◆ Exercise goal:
Please return each line below that contains the word "slide", copied in full.

....................

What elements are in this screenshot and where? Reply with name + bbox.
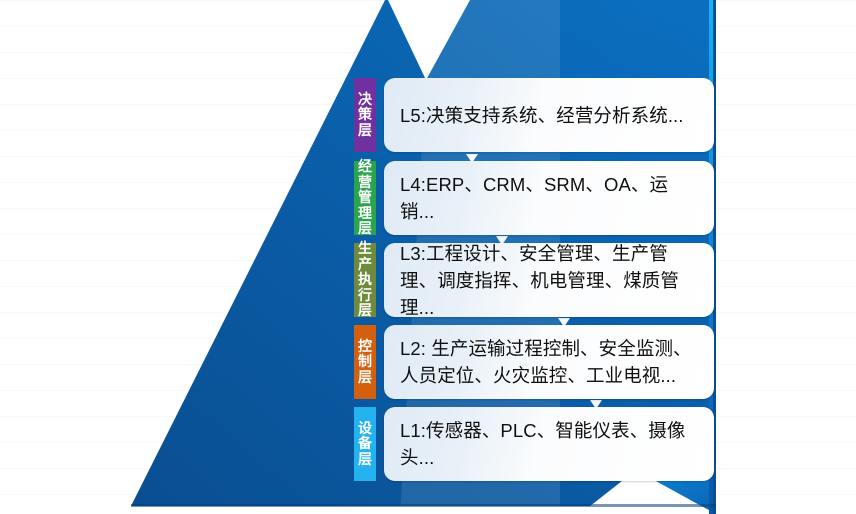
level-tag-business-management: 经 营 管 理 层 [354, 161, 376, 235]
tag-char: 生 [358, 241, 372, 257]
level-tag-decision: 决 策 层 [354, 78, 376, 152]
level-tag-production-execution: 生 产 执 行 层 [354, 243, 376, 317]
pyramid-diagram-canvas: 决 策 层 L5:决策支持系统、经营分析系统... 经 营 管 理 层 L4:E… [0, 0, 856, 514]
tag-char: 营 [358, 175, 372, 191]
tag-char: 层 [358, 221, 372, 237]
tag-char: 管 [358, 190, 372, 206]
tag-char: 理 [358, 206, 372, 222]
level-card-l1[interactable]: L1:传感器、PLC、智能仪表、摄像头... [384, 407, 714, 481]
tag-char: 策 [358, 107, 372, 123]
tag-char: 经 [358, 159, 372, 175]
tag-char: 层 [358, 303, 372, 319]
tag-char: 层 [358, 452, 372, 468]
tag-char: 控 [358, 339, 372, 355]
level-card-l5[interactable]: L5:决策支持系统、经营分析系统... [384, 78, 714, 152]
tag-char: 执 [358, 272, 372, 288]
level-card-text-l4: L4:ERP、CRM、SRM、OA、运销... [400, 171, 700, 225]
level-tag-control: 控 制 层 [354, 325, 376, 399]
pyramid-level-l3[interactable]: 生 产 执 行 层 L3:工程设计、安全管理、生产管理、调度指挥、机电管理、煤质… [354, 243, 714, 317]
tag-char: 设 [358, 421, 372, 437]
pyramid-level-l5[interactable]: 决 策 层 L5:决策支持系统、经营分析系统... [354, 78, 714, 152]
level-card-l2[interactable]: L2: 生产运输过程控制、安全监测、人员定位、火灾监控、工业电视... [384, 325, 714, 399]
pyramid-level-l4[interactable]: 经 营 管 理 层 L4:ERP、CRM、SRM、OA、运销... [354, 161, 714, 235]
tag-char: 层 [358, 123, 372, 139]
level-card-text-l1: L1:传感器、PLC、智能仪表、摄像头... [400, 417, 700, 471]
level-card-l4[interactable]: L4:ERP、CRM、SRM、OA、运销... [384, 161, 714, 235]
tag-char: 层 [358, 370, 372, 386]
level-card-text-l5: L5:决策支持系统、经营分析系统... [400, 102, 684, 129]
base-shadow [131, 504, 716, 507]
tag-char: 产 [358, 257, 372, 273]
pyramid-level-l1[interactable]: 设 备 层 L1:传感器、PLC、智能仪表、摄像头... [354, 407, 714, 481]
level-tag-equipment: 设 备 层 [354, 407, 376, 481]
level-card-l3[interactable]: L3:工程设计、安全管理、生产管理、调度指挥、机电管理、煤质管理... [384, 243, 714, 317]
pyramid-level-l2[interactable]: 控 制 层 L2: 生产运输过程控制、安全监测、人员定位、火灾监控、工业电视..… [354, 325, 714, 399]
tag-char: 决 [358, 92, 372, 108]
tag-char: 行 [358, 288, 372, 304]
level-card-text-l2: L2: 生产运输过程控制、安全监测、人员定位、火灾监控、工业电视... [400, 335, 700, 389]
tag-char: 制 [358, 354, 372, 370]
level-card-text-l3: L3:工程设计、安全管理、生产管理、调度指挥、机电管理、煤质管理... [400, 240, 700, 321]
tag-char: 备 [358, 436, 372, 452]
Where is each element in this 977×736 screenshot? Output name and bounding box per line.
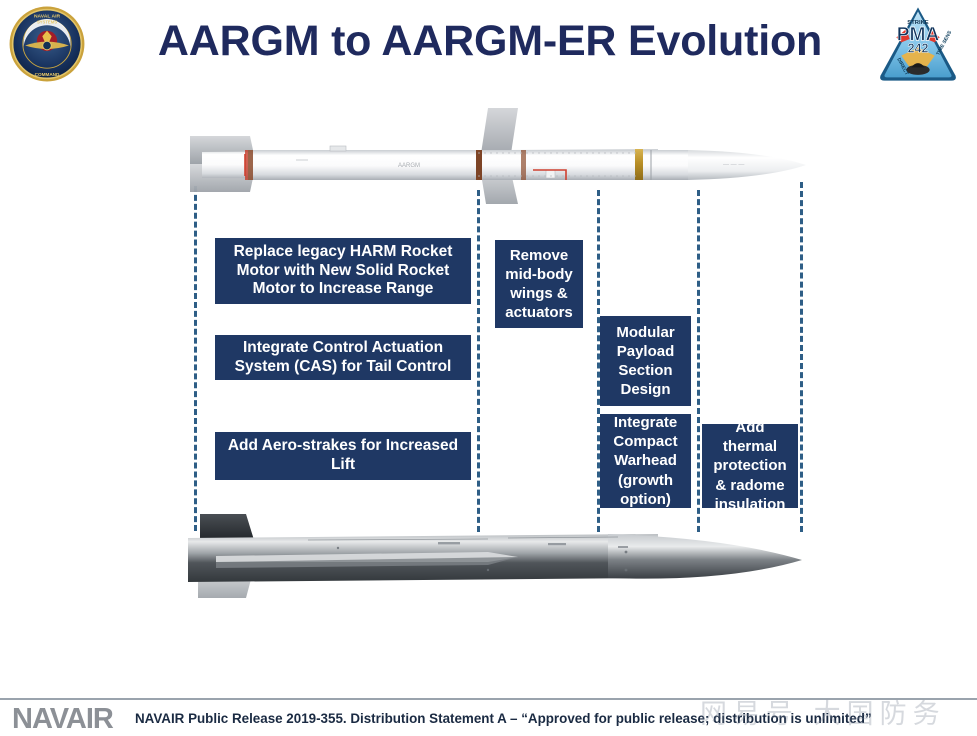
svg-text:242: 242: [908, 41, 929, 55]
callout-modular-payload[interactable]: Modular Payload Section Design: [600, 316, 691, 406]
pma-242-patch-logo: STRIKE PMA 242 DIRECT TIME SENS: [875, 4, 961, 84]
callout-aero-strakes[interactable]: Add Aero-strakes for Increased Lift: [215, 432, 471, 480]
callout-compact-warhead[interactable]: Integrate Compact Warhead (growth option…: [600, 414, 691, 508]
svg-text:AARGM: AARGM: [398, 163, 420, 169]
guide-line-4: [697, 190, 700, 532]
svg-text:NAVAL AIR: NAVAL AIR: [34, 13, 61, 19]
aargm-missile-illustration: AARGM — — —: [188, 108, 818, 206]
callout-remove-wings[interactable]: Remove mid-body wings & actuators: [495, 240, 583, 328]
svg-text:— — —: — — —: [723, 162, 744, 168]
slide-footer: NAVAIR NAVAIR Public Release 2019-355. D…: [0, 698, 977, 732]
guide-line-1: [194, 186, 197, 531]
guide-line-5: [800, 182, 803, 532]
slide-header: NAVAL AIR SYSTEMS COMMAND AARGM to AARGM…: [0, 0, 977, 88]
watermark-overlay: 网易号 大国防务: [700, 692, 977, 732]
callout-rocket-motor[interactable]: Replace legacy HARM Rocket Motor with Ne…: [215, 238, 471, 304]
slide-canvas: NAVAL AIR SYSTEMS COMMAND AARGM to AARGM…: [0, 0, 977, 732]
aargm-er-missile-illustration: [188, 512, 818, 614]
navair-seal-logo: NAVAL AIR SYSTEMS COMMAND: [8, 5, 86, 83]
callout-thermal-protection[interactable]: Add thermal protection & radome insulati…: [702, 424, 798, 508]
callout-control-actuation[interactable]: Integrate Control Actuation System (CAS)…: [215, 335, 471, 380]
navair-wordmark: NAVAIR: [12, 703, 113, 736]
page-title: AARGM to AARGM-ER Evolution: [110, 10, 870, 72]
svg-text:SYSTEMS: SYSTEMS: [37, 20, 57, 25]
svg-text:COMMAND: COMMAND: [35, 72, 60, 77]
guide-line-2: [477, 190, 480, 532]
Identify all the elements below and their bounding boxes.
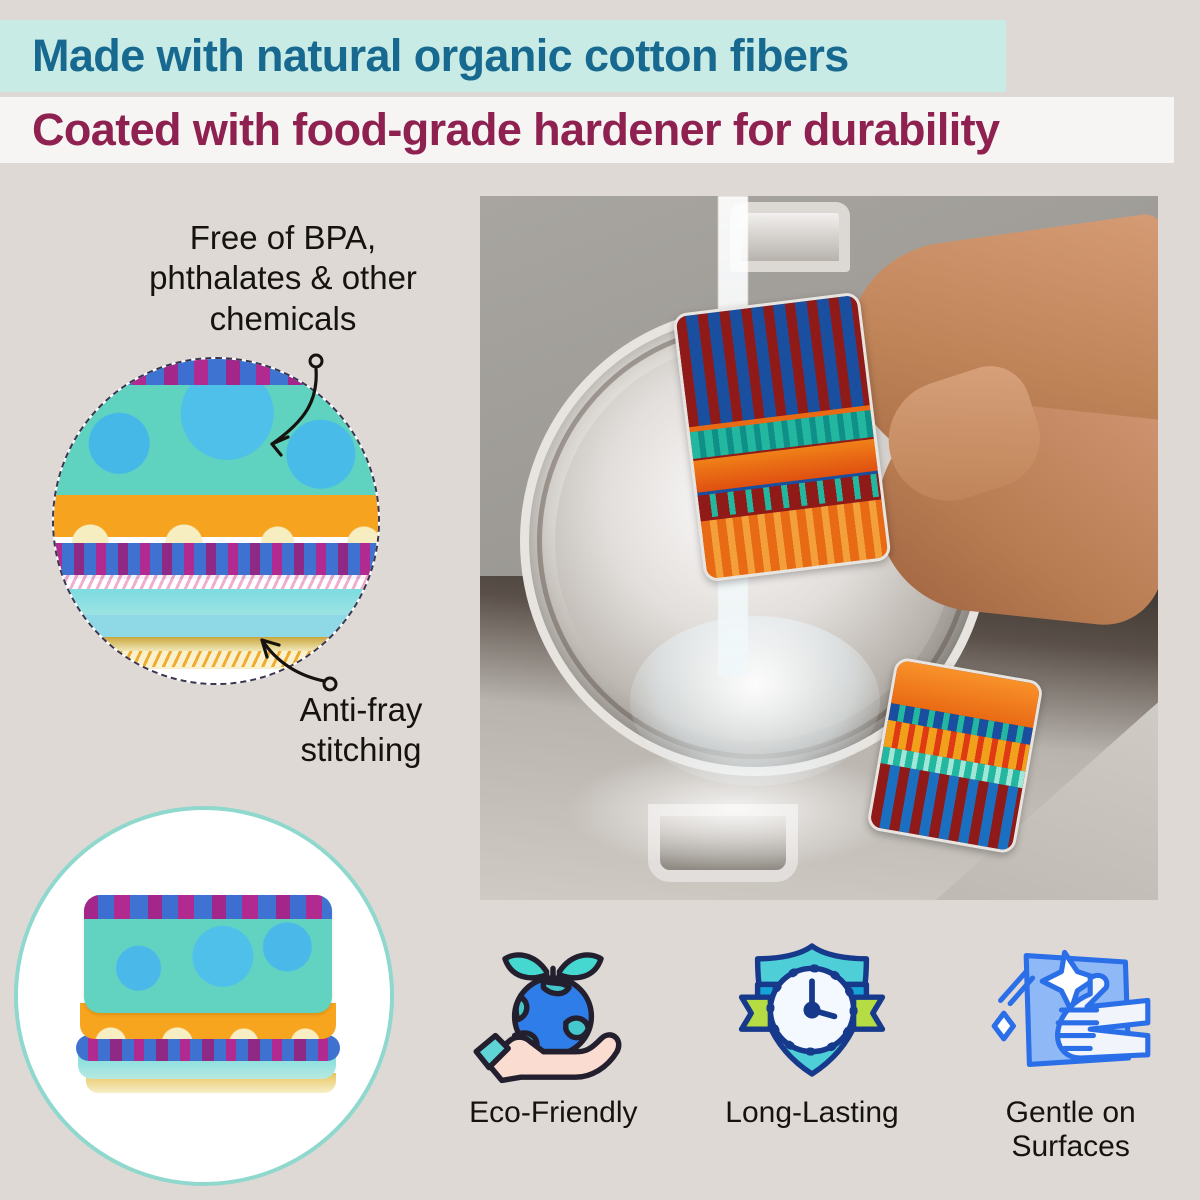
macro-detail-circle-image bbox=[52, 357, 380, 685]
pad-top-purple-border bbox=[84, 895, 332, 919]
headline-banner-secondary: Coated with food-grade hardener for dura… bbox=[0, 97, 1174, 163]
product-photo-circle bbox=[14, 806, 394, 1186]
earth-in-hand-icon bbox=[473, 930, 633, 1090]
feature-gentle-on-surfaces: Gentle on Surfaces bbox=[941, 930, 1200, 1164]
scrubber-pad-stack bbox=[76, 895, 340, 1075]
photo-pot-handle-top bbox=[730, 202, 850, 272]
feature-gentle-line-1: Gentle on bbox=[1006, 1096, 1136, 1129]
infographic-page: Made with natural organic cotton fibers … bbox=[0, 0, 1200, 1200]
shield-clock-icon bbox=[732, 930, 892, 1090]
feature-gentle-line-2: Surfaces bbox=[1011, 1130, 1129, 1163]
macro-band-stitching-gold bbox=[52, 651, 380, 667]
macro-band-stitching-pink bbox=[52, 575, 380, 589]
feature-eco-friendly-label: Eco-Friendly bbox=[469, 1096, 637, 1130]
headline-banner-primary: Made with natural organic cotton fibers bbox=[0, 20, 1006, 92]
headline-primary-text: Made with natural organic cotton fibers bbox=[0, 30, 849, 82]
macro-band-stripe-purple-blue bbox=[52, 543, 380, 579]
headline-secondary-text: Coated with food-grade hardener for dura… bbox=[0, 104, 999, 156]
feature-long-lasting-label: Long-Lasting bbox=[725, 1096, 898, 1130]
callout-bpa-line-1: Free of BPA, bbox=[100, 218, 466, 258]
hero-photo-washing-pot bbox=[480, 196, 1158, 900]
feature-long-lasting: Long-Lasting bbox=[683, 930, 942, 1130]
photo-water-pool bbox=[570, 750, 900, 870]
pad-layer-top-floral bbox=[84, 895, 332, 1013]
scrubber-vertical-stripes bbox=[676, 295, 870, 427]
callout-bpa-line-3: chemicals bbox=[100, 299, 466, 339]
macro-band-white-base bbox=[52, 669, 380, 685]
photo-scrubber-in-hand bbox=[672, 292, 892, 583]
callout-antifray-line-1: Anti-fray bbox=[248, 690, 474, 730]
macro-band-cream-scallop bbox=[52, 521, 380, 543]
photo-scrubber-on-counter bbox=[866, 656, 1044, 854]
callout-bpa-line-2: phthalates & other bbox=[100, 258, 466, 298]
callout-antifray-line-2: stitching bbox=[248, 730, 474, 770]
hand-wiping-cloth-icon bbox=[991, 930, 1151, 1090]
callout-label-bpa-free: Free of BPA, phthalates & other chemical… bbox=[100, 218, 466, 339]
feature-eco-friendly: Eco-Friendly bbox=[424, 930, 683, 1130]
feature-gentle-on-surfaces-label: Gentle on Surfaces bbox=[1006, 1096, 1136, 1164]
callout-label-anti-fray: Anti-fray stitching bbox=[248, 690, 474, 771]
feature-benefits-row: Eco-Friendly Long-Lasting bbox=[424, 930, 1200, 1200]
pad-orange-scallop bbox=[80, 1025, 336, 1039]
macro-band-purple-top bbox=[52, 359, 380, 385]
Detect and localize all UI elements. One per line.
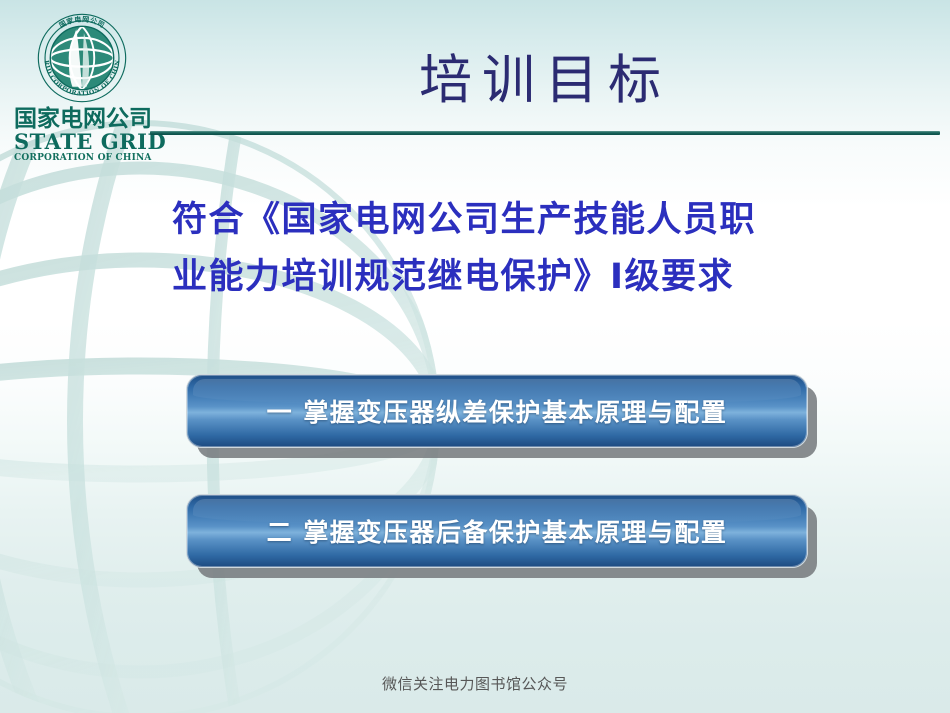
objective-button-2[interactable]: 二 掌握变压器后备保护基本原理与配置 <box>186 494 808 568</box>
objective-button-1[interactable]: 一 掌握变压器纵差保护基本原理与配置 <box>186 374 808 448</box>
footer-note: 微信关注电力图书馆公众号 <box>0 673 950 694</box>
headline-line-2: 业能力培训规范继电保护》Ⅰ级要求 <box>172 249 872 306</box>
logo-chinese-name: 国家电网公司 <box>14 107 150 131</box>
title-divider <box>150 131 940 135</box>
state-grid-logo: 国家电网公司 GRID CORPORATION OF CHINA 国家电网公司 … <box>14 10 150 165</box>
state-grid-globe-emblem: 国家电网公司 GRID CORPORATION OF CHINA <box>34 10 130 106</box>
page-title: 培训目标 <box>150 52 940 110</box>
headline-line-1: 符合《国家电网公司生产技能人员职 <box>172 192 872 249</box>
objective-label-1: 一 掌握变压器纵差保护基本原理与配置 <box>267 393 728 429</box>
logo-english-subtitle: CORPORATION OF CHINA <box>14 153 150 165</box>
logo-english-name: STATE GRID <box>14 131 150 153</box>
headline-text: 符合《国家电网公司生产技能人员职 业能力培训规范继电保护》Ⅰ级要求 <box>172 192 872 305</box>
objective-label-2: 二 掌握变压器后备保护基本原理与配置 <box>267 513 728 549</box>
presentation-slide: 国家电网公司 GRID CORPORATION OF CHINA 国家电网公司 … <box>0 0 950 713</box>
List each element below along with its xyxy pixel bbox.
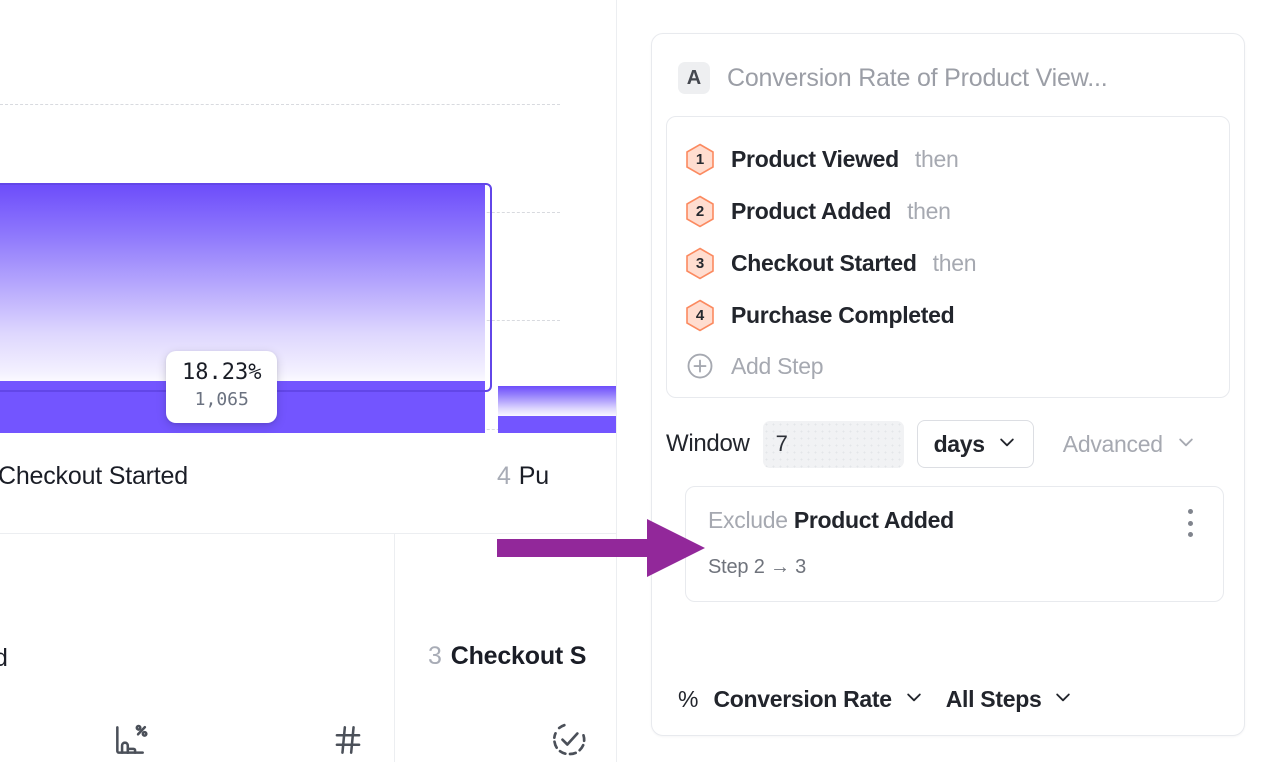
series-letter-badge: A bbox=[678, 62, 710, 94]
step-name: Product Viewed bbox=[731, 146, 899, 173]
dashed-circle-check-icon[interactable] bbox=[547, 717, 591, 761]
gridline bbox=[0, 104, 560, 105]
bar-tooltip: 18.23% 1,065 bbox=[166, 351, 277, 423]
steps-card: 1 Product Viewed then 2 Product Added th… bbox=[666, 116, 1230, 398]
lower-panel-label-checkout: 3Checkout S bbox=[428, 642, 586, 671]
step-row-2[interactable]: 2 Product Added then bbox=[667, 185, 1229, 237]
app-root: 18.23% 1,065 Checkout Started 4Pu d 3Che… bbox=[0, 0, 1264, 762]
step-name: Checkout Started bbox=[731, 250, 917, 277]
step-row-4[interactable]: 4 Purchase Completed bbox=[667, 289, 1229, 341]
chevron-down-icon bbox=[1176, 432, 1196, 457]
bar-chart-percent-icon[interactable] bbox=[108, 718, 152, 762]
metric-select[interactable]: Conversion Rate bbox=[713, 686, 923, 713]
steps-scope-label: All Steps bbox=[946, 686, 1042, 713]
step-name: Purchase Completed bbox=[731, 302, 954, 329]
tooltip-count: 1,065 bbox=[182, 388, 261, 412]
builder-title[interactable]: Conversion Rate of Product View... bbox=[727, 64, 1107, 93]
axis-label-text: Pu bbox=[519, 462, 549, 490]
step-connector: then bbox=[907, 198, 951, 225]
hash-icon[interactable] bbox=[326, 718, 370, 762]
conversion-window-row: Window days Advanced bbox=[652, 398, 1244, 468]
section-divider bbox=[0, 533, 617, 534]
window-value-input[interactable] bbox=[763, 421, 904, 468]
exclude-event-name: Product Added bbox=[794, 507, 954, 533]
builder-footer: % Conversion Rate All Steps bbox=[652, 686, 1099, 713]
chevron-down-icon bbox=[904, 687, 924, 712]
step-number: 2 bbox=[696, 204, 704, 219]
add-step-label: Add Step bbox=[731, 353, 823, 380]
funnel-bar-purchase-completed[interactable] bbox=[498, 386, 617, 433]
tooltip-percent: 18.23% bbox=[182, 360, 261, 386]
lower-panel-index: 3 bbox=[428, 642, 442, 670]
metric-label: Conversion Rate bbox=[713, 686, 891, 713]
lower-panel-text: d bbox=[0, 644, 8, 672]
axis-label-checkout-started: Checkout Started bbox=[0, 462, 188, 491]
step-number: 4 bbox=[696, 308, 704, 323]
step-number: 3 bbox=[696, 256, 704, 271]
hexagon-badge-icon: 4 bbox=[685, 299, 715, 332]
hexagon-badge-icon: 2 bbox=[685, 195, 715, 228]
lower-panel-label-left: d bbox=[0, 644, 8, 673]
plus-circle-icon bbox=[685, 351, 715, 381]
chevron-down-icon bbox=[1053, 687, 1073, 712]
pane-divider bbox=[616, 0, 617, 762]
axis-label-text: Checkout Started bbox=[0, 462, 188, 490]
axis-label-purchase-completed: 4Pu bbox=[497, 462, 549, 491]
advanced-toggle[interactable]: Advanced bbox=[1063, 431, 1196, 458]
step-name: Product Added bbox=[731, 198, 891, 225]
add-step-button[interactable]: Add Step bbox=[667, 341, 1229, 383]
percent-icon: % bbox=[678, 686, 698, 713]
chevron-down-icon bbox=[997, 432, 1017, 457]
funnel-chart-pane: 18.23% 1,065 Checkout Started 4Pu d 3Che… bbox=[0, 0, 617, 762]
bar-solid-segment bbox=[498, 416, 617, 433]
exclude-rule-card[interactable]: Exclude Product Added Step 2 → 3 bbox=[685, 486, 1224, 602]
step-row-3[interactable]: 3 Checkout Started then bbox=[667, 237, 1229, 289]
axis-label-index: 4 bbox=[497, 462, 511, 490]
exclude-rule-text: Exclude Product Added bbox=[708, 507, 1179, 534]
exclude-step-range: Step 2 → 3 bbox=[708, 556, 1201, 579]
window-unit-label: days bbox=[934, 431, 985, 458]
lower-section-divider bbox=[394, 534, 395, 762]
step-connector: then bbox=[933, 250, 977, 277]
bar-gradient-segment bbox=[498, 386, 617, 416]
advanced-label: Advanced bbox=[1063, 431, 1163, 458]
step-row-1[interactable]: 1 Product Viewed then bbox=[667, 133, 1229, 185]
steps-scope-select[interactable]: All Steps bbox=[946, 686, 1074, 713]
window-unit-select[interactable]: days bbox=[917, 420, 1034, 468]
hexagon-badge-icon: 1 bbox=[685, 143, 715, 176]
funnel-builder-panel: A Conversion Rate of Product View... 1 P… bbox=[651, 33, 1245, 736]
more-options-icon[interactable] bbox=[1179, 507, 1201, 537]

....................

◆ Worked answer:
slide-footer: NAVAIR NAVAIR Public Release 2019-355. D…: [0, 698, 977, 732]
slide-header: NAVAL AIR SYSTEMS COMMAND AARGM to AARGM…: [0, 0, 977, 88]
slide-canvas: NAVAL AIR SYSTEMS COMMAND AARGM to AARGM…: [0, 0, 977, 732]
presentation-slide: 国家电网公司 GRID CORPORATION OF CHINA 国家电网公司 … <box>0 0 950 713</box>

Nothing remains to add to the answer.